-- Start Supplied information --

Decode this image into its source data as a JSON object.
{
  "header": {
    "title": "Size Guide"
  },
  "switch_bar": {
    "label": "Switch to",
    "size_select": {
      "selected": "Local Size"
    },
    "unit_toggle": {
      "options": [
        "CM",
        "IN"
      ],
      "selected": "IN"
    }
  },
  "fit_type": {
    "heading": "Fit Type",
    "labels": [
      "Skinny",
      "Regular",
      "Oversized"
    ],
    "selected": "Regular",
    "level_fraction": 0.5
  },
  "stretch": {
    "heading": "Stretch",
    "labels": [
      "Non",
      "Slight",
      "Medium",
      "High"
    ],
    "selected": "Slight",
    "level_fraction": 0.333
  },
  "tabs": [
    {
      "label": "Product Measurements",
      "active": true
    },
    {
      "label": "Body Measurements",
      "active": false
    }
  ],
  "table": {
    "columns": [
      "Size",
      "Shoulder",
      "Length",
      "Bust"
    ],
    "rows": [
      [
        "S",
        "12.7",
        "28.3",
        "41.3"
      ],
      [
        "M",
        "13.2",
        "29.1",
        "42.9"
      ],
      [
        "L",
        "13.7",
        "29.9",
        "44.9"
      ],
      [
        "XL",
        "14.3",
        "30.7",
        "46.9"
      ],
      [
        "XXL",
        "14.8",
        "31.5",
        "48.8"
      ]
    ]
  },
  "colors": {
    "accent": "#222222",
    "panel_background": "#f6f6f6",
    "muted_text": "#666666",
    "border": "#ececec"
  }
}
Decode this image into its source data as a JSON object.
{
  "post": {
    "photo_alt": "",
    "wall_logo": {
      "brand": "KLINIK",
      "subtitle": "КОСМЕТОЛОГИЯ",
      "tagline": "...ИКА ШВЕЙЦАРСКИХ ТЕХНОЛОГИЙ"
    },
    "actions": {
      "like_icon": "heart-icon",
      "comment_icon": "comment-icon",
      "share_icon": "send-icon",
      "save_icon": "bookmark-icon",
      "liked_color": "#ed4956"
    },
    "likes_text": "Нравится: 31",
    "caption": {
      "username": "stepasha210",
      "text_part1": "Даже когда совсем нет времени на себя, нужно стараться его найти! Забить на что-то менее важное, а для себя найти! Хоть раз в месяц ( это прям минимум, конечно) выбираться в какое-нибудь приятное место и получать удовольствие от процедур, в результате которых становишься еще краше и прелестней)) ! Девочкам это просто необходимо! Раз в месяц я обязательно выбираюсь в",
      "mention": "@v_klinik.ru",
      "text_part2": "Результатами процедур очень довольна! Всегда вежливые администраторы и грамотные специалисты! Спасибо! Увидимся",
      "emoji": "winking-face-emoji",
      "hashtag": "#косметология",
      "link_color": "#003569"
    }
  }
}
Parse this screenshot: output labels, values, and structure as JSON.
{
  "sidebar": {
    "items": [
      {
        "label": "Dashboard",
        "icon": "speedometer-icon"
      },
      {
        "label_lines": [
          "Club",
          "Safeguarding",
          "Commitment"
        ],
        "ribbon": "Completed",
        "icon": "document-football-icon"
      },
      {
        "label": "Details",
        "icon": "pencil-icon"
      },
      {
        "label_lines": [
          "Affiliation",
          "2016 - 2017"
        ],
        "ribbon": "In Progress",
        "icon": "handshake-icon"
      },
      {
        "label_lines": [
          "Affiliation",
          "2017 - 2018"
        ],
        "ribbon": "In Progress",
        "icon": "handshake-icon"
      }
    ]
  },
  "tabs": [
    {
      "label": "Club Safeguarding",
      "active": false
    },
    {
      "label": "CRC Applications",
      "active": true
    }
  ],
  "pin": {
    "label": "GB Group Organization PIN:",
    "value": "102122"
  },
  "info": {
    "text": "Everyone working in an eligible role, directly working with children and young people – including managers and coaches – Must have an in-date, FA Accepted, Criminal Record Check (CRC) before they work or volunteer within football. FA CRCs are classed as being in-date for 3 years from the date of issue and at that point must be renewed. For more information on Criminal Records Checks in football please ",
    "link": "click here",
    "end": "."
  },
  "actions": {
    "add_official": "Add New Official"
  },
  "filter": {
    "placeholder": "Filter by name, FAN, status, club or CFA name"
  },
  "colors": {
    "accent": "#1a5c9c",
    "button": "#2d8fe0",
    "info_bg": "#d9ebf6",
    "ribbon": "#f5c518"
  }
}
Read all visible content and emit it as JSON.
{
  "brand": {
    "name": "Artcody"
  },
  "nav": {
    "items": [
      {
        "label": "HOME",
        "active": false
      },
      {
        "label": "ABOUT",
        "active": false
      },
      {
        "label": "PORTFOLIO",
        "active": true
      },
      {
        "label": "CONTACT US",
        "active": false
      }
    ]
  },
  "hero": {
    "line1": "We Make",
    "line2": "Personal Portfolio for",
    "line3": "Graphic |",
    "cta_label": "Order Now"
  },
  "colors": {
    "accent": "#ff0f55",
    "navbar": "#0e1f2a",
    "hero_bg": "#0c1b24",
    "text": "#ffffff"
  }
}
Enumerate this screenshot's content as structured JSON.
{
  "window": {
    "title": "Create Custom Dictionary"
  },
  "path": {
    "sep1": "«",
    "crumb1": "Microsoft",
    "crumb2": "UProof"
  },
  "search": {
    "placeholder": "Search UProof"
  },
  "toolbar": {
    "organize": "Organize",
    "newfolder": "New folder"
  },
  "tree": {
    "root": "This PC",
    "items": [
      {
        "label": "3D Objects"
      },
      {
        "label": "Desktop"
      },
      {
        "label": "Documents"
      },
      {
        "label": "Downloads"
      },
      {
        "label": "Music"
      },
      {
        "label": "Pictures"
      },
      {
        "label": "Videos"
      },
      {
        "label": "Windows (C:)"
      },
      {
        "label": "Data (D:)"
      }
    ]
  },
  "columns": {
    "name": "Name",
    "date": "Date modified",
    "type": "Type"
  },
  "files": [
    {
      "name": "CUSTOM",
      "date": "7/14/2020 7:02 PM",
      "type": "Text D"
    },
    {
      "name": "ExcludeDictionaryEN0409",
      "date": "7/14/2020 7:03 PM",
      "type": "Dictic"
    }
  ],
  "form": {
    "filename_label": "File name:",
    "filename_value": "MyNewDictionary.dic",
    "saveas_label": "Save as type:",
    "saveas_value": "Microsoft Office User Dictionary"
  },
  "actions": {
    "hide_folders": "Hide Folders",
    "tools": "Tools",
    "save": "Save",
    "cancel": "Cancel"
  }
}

-- End Supplied information --

-- What to work on --
Return only the number of lines in the data that contain "Measurements".

-- The answer --
2